Extract the lines that hold the string "incaricato".

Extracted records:

###

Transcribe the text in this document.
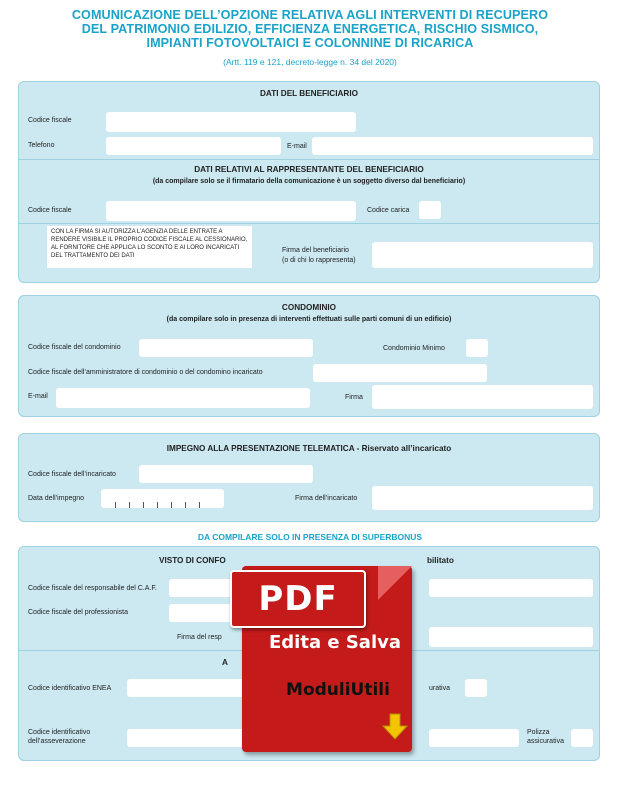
COMUNICAZIONE DELL’OPZIONE RELATIVA AGLI INTERVENTI DI RECUPERO
DEL PATRIMONIO EDILIZIO, EFFICIENZA ENERGETICA, RISCHIO SISMICO,
IMPIANTI FOTOVOLTAICI E COLONNINE DI RICARICA
(Artt. 119 e 121, decreto-legge n. 34 del 2020)
DATI DEL BENEFICIARIO
Codice fiscale
Telefono	E-mail
DATI RELATIVI AL RAPPRESENTANTE DEL BENEFICIARIO
(da compilare solo se il firmatario della comunicazione è un soggetto diverso dal beneficiario)
Codice fiscale	Codice carica
CON LA FIRMA SI AUTORIZZA L’AGENZIA DELLE ENTRATE A RENDERE VISIBILE IL PROPRIO CODICE FISCALE AL CESSIONARIO, AL FORNITORE CHE APPLICA LO SCONTO E AI LORO INCARICATI DEL TRATTAMENTO DEI DATI
Firma del beneficiario
(o di chi lo rappresenta)
CONDOMINIO
(da compilare solo in presenza di interventi effettuati sulle parti comuni di un edificio)
Codice fiscale del condominio	Condominio Minimo
Codice fiscale dell’amministratore di condominio o del condomino incaricato
E-mail	Firma
IMPEGNO ALLA PRESENTAZIONE TELEMATICA - Riservato all’incaricato
Codice fiscale dell’incaricato
Data dell’impegno	Firma dell’incaricato
DA COMPILARE SOLO IN PRESENZA DI SUPERBONUS
VISTO DI CONFO	bilitato
Codice fiscale del responsabile del C.A.F.
Codice fiscale del professionista
Firma del resp
A
Codice identificativo ENEA	urativa
Codice identificativo
dell’asseverazione
Polizza
assicurativa
PDF
Edita e Salva
ModuliUtili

###

REPLY TO THE TASK:
Codice fiscale dell’amministratore di condominio o del condomino incaricato
IMPEGNO ALLA PRESENTAZIONE TELEMATICA - Riservato all’incaricato
Codice fiscale dell’incaricato
Data dell’impegno	Firma dell’incaricato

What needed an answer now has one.